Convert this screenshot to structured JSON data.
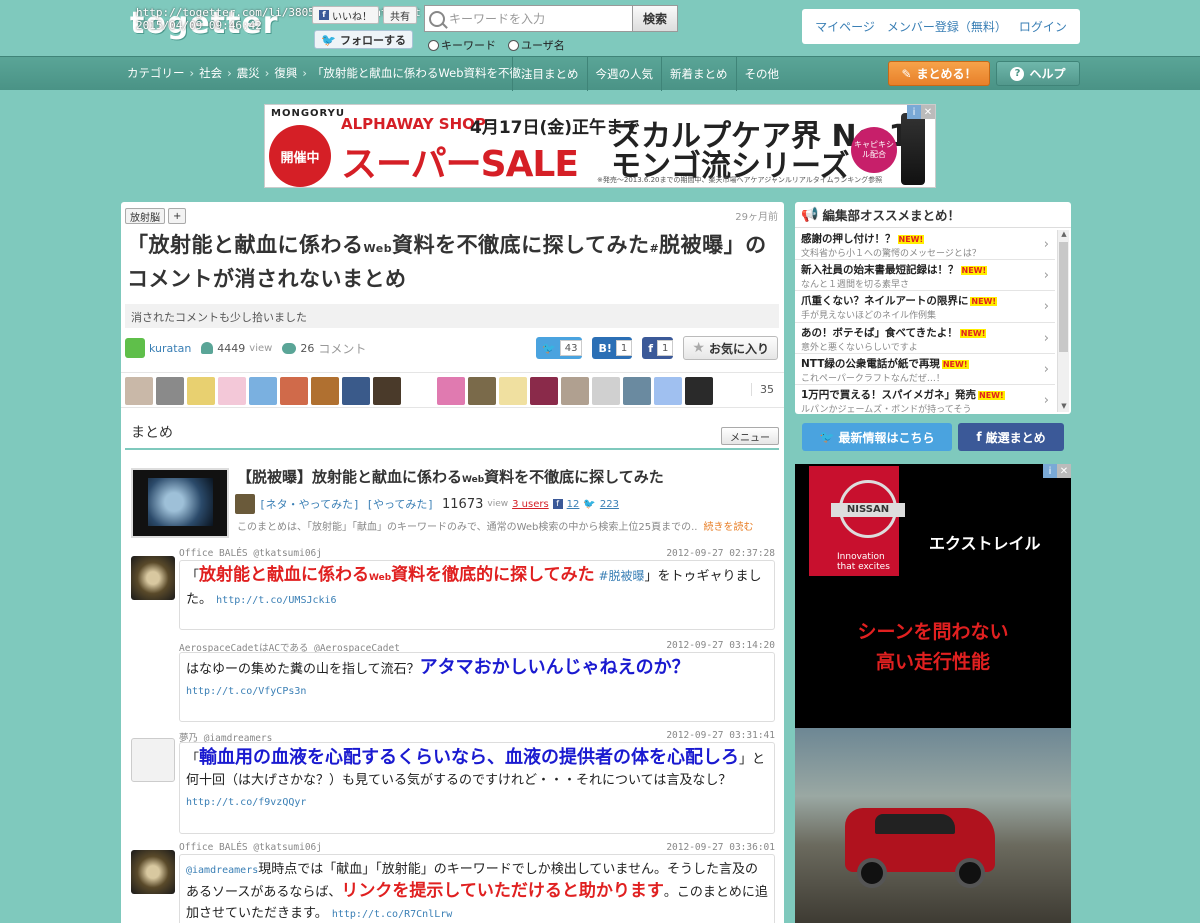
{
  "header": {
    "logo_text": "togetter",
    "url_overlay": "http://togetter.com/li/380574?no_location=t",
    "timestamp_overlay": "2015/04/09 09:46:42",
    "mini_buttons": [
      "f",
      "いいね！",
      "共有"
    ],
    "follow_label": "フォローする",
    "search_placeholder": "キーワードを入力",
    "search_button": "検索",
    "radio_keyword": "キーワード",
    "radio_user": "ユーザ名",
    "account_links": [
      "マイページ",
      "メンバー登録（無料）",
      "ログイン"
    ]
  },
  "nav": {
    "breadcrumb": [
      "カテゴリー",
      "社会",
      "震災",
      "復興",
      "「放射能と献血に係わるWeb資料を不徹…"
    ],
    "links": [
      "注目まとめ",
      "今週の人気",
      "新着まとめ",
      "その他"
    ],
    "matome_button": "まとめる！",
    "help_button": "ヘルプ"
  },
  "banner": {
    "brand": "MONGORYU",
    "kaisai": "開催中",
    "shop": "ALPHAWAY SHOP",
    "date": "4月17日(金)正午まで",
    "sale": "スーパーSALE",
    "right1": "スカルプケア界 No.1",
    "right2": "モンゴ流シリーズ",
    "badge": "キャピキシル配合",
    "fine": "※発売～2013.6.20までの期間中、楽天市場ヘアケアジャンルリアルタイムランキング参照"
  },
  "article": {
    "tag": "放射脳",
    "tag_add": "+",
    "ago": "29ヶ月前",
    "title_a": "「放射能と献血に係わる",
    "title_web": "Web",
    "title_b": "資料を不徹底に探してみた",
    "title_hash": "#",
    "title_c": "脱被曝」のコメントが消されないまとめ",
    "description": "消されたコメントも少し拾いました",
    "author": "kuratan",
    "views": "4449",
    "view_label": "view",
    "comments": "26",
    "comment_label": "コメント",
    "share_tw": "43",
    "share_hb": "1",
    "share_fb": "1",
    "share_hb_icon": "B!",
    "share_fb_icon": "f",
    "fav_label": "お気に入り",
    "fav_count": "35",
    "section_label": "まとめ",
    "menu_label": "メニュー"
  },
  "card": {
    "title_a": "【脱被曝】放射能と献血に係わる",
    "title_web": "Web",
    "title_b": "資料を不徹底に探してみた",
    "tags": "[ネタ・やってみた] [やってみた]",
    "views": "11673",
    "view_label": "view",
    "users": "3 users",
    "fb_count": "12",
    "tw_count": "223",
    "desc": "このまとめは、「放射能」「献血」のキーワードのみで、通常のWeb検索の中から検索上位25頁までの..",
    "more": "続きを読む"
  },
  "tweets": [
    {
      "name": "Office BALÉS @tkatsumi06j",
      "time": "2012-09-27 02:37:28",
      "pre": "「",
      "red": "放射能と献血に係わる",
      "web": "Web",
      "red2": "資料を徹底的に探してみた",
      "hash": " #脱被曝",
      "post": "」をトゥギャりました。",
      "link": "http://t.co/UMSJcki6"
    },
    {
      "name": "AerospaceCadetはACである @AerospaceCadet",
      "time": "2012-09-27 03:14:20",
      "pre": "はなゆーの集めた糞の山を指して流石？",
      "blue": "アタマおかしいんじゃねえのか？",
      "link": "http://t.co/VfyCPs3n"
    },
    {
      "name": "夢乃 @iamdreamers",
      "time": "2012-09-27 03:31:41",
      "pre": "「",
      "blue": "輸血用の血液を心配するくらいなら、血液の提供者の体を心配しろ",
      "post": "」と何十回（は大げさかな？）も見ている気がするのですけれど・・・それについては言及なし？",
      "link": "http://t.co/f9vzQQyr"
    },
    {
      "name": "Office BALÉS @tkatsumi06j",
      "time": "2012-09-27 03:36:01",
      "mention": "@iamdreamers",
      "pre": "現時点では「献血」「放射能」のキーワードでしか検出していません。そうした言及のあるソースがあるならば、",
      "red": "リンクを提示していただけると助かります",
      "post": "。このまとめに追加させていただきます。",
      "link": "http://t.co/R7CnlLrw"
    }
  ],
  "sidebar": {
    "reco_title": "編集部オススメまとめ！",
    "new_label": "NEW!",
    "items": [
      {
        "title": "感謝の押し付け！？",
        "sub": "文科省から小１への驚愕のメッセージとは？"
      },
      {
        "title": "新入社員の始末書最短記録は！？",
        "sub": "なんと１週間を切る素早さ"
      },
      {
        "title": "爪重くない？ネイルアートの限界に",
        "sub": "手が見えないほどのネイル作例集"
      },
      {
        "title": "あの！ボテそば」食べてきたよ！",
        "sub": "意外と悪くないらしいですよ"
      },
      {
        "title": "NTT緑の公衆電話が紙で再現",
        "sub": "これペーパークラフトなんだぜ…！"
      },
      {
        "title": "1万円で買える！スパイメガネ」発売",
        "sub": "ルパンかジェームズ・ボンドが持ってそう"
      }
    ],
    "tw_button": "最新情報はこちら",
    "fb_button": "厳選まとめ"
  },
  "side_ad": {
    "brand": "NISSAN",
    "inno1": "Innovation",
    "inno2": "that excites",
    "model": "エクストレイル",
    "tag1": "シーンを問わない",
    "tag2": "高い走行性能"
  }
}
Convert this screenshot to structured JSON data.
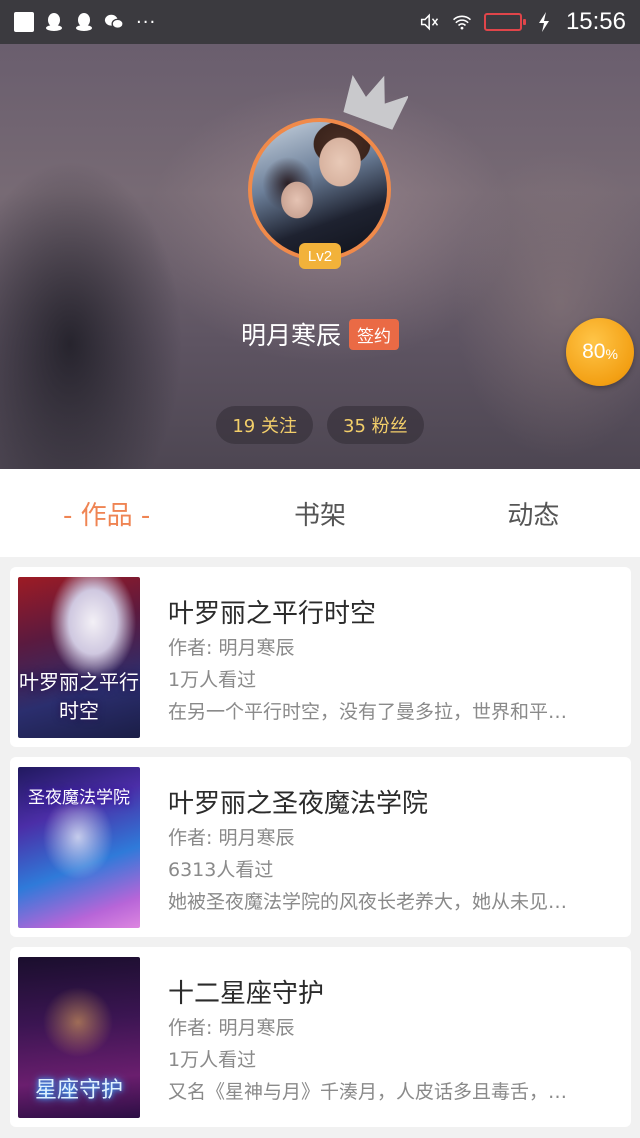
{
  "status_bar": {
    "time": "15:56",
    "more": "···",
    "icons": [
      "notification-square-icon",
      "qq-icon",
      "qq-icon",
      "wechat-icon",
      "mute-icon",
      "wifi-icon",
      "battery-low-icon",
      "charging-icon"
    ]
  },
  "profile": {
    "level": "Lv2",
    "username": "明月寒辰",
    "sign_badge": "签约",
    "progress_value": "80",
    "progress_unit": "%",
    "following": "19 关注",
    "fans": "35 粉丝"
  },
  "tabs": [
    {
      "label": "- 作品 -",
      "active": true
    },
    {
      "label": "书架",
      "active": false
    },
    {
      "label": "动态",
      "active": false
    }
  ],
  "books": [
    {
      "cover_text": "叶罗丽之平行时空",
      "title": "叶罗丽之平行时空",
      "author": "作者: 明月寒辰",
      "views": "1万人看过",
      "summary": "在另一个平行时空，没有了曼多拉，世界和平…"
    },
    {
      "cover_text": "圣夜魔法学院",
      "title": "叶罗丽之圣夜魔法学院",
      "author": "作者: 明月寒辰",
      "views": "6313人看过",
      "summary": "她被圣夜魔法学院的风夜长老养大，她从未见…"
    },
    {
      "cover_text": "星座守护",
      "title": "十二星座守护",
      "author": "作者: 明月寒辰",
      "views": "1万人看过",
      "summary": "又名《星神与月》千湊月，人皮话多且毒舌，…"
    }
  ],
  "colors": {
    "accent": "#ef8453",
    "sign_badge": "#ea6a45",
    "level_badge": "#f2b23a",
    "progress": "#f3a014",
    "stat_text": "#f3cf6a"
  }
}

■ ■ ■ ■ ■

▸ WHAT YOU ARE ASKED TO DO
Copy the listing word for word, excluding its pictures.

▸ ANSWER
Convert this screenshot to structured JSON data.
{
  "header": {
    "logo_text": "togetter",
    "url_overlay": "http://togetter.com/li/380574?no_location=t",
    "timestamp_overlay": "2015/04/09 09:46:42",
    "mini_buttons": [
      "f",
      "いいね！",
      "共有"
    ],
    "follow_label": "フォローする",
    "search_placeholder": "キーワードを入力",
    "search_button": "検索",
    "radio_keyword": "キーワード",
    "radio_user": "ユーザ名",
    "account_links": [
      "マイページ",
      "メンバー登録（無料）",
      "ログイン"
    ]
  },
  "nav": {
    "breadcrumb": [
      "カテゴリー",
      "社会",
      "震災",
      "復興",
      "「放射能と献血に係わるWeb資料を不徹…"
    ],
    "links": [
      "注目まとめ",
      "今週の人気",
      "新着まとめ",
      "その他"
    ],
    "matome_button": "まとめる！",
    "help_button": "ヘルプ"
  },
  "banner": {
    "brand": "MONGORYU",
    "kaisai": "開催中",
    "shop": "ALPHAWAY SHOP",
    "date": "4月17日(金)正午まで",
    "sale": "スーパーSALE",
    "right1": "スカルプケア界 No.1",
    "right2": "モンゴ流シリーズ",
    "badge": "キャピキシル配合",
    "fine": "※発売～2013.6.20までの期間中、楽天市場ヘアケアジャンルリアルタイムランキング参照"
  },
  "article": {
    "tag": "放射脳",
    "tag_add": "+",
    "ago": "29ヶ月前",
    "title_a": "「放射能と献血に係わる",
    "title_web": "Web",
    "title_b": "資料を不徹底に探してみた",
    "title_hash": "#",
    "title_c": "脱被曝」のコメントが消されないまとめ",
    "description": "消されたコメントも少し拾いました",
    "author": "kuratan",
    "views": "4449",
    "view_label": "view",
    "comments": "26",
    "comment_label": "コメント",
    "share_tw": "43",
    "share_hb": "1",
    "share_fb": "1",
    "share_hb_icon": "B!",
    "share_fb_icon": "f",
    "fav_label": "お気に入り",
    "fav_count": "35",
    "section_label": "まとめ",
    "menu_label": "メニュー"
  },
  "card": {
    "title_a": "【脱被曝】放射能と献血に係わる",
    "title_web": "Web",
    "title_b": "資料を不徹底に探してみた",
    "tags": "[ネタ・やってみた] [やってみた]",
    "views": "11673",
    "view_label": "view",
    "users": "3 users",
    "fb_count": "12",
    "tw_count": "223",
    "desc": "このまとめは、「放射能」「献血」のキーワードのみで、通常のWeb検索の中から検索上位25頁までの..",
    "more": "続きを読む"
  },
  "tweets": [
    {
      "name": "Office BALÉS @tkatsumi06j",
      "time": "2012-09-27 02:37:28",
      "pre": "「",
      "red": "放射能と献血に係わる",
      "web": "Web",
      "red2": "資料を徹底的に探してみた",
      "hash": " #脱被曝",
      "post": "」をトゥギャりました。",
      "link": "http://t.co/UMSJcki6"
    },
    {
      "name": "AerospaceCadetはACである @AerospaceCadet",
      "time": "2012-09-27 03:14:20",
      "pre": "はなゆーの集めた糞の山を指して流石？",
      "blue": "アタマおかしいんじゃねえのか？",
      "link": "http://t.co/VfyCPs3n"
    },
    {
      "name": "夢乃 @iamdreamers",
      "time": "2012-09-27 03:31:41",
      "pre": "「",
      "blue": "輸血用の血液を心配するくらいなら、血液の提供者の体を心配しろ",
      "post": "」と何十回（は大げさかな？）も見ている気がするのですけれど・・・それについては言及なし？",
      "link": "http://t.co/f9vzQQyr"
    },
    {
      "name": "Office BALÉS @tkatsumi06j",
      "time": "2012-09-27 03:36:01",
      "mention": "@iamdreamers",
      "pre": "現時点では「献血」「放射能」のキーワードでしか検出していません。そうした言及のあるソースがあるならば、",
      "red": "リンクを提示していただけると助かります",
      "post": "。このまとめに追加させていただきます。",
      "link": "http://t.co/R7CnlLrw"
    }
  ],
  "sidebar": {
    "reco_title": "編集部オススメまとめ！",
    "new_label": "NEW!",
    "items": [
      {
        "title": "感謝の押し付け！？",
        "sub": "文科省から小１への驚愕のメッセージとは？"
      },
      {
        "title": "新入社員の始末書最短記録は！？",
        "sub": "なんと１週間を切る素早さ"
      },
      {
        "title": "爪重くない？ネイルアートの限界に",
        "sub": "手が見えないほどのネイル作例集"
      },
      {
        "title": "あの！ボテそば」食べてきたよ！",
        "sub": "意外と悪くないらしいですよ"
      },
      {
        "title": "NTT緑の公衆電話が紙で再現",
        "sub": "これペーパークラフトなんだぜ…！"
      },
      {
        "title": "1万円で買える！スパイメガネ」発売",
        "sub": "ルパンかジェームズ・ボンドが持ってそう"
      }
    ],
    "tw_button": "最新情報はこちら",
    "fb_button": "厳選まとめ"
  },
  "side_ad": {
    "brand": "NISSAN",
    "inno1": "Innovation",
    "inno2": "that excites",
    "model": "エクストレイル",
    "tag1": "シーンを問わない",
    "tag2": "高い走行性能"
  }
}
Convert this screenshot to structured JSON data.
{
  "status_bar": {
    "time": "15:56",
    "more": "···",
    "icons": [
      "notification-square-icon",
      "qq-icon",
      "qq-icon",
      "wechat-icon",
      "mute-icon",
      "wifi-icon",
      "battery-low-icon",
      "charging-icon"
    ]
  },
  "profile": {
    "level": "Lv2",
    "username": "明月寒辰",
    "sign_badge": "签约",
    "progress_value": "80",
    "progress_unit": "%",
    "following": "19 关注",
    "fans": "35 粉丝"
  },
  "tabs": [
    {
      "label": "- 作品 -",
      "active": true
    },
    {
      "label": "书架",
      "active": false
    },
    {
      "label": "动态",
      "active": false
    }
  ],
  "books": [
    {
      "cover_text": "叶罗丽之平行时空",
      "title": "叶罗丽之平行时空",
      "author": "作者: 明月寒辰",
      "views": "1万人看过",
      "summary": "在另一个平行时空，没有了曼多拉，世界和平…"
    },
    {
      "cover_text": "圣夜魔法学院",
      "title": "叶罗丽之圣夜魔法学院",
      "author": "作者: 明月寒辰",
      "views": "6313人看过",
      "summary": "她被圣夜魔法学院的风夜长老养大，她从未见…"
    },
    {
      "cover_text": "星座守护",
      "title": "十二星座守护",
      "author": "作者: 明月寒辰",
      "views": "1万人看过",
      "summary": "又名《星神与月》千湊月，人皮话多且毒舌，…"
    }
  ],
  "colors": {
    "accent": "#ef8453",
    "sign_badge": "#ea6a45",
    "level_badge": "#f2b23a",
    "progress": "#f3a014",
    "stat_text": "#f3cf6a"
  }
}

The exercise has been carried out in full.